Would you extract the whole listing below and retype it exactly?

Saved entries
_ _ _ _ _
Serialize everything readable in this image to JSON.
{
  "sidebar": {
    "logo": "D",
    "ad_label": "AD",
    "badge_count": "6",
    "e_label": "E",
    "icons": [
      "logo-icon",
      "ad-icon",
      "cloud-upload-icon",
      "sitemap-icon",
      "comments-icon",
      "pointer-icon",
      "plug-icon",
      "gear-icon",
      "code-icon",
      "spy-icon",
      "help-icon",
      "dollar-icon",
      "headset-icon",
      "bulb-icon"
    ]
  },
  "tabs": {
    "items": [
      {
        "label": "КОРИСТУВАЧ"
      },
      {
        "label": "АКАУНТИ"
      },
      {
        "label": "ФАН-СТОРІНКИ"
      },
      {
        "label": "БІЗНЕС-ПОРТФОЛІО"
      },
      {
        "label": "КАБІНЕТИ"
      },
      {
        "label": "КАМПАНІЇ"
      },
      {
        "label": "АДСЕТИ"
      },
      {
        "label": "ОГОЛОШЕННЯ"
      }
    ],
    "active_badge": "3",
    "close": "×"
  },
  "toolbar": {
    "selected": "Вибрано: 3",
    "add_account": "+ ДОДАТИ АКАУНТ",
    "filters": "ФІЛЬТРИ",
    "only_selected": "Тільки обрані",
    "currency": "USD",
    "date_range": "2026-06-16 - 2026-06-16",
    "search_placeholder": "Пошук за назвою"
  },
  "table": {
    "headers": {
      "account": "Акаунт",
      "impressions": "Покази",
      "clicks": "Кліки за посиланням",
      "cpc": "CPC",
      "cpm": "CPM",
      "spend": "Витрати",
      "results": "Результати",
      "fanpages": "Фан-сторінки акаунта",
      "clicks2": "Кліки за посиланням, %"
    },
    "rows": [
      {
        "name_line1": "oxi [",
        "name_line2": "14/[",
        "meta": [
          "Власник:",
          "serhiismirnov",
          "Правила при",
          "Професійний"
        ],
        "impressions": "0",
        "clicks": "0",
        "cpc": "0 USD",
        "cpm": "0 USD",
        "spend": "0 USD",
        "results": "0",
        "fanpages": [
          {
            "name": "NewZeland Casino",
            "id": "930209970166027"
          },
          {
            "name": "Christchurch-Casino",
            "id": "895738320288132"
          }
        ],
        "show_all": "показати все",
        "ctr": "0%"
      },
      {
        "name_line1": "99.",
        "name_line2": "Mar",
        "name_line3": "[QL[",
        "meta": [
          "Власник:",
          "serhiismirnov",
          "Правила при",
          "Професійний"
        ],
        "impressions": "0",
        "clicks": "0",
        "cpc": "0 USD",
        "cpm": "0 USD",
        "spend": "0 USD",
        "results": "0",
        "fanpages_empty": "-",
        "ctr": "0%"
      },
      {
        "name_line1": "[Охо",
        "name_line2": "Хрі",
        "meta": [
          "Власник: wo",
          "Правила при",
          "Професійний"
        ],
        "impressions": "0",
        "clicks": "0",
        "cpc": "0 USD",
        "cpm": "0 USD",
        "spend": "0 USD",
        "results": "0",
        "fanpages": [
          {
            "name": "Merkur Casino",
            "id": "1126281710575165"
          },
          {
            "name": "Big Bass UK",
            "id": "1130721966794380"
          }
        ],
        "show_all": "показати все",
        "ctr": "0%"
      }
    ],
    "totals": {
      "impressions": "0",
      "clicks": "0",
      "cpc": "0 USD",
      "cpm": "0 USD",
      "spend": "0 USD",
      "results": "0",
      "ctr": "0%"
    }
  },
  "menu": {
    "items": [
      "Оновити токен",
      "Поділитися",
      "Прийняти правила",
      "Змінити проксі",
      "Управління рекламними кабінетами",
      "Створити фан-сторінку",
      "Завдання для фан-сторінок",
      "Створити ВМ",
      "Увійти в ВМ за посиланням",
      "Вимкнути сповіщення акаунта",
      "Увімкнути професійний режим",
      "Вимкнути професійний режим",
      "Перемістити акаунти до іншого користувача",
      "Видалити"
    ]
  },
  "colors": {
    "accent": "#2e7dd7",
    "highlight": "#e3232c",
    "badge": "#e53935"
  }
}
_ _ _ _ _
▶ _Complete output_:
Serialize everything readable in this image to JSON.
{
  "sidebar": {
    "logo": "D",
    "ad_label": "AD",
    "badge_count": "6",
    "e_label": "E",
    "icons": [
      "logo-icon",
      "ad-icon",
      "cloud-upload-icon",
      "sitemap-icon",
      "comments-icon",
      "pointer-icon",
      "plug-icon",
      "gear-icon",
      "code-icon",
      "spy-icon",
      "help-icon",
      "dollar-icon",
      "headset-icon",
      "bulb-icon"
    ]
  },
  "tabs": {
    "items": [
      {
        "label": "КОРИСТУВАЧ"
      },
      {
        "label": "АКАУНТИ"
      },
      {
        "label": "ФАН-СТОРІНКИ"
      },
      {
        "label": "БІЗНЕС-ПОРТФОЛІО"
      },
      {
        "label": "КАБІНЕТИ"
      },
      {
        "label": "КАМПАНІЇ"
      },
      {
        "label": "АДСЕТИ"
      },
      {
        "label": "ОГОЛОШЕННЯ"
      }
    ],
    "active_badge": "3",
    "close": "×"
  },
  "toolbar": {
    "selected": "Вибрано: 3",
    "add_account": "+ ДОДАТИ АКАУНТ",
    "filters": "ФІЛЬТРИ",
    "only_selected": "Тільки обрані",
    "currency": "USD",
    "date_range": "2026-06-16 - 2026-06-16",
    "search_placeholder": "Пошук за назвою"
  },
  "table": {
    "headers": {
      "account": "Акаунт",
      "impressions": "Покази",
      "clicks": "Кліки за посиланням",
      "cpc": "CPC",
      "cpm": "CPM",
      "spend": "Витрати",
      "results": "Результати",
      "fanpages": "Фан-сторінки акаунта",
      "clicks2": "Кліки за посиланням, %"
    },
    "rows": [
      {
        "name_line1": "oxi [",
        "name_line2": "14/[",
        "meta": [
          "Власник:",
          "serhiismirnov",
          "Правила при",
          "Професійний"
        ],
        "impressions": "0",
        "clicks": "0",
        "cpc": "0 USD",
        "cpm": "0 USD",
        "spend": "0 USD",
        "results": "0",
        "fanpages": [
          {
            "name": "NewZeland Casino",
            "id": "930209970166027"
          },
          {
            "name": "Christchurch-Casino",
            "id": "895738320288132"
          }
        ],
        "show_all": "показати все",
        "ctr": "0%"
      },
      {
        "name_line1": "99.",
        "name_line2": "Mar",
        "name_line3": "[QL[",
        "meta": [
          "Власник:",
          "serhiismirnov",
          "Правила при",
          "Професійний"
        ],
        "impressions": "0",
        "clicks": "0",
        "cpc": "0 USD",
        "cpm": "0 USD",
        "spend": "0 USD",
        "results": "0",
        "fanpages_empty": "-",
        "ctr": "0%"
      },
      {
        "name_line1": "[Охо",
        "name_line2": "Хрі",
        "meta": [
          "Власник: wo",
          "Правила при",
          "Професійний"
        ],
        "impressions": "0",
        "clicks": "0",
        "cpc": "0 USD",
        "cpm": "0 USD",
        "spend": "0 USD",
        "results": "0",
        "fanpages": [
          {
            "name": "Merkur Casino",
            "id": "1126281710575165"
          },
          {
            "name": "Big Bass UK",
            "id": "1130721966794380"
          }
        ],
        "show_all": "показати все",
        "ctr": "0%"
      }
    ],
    "totals": {
      "impressions": "0",
      "clicks": "0",
      "cpc": "0 USD",
      "cpm": "0 USD",
      "spend": "0 USD",
      "results": "0",
      "ctr": "0%"
    }
  },
  "menu": {
    "items": [
      "Оновити токен",
      "Поділитися",
      "Прийняти правила",
      "Змінити проксі",
      "Управління рекламними кабінетами",
      "Створити фан-сторінку",
      "Завдання для фан-сторінок",
      "Створити ВМ",
      "Увійти в ВМ за посиланням",
      "Вимкнути сповіщення акаунта",
      "Увімкнути професійний режим",
      "Вимкнути професійний режим",
      "Перемістити акаунти до іншого користувача",
      "Видалити"
    ]
  },
  "colors": {
    "accent": "#2e7dd7",
    "highlight": "#e3232c",
    "badge": "#e53935"
  }
}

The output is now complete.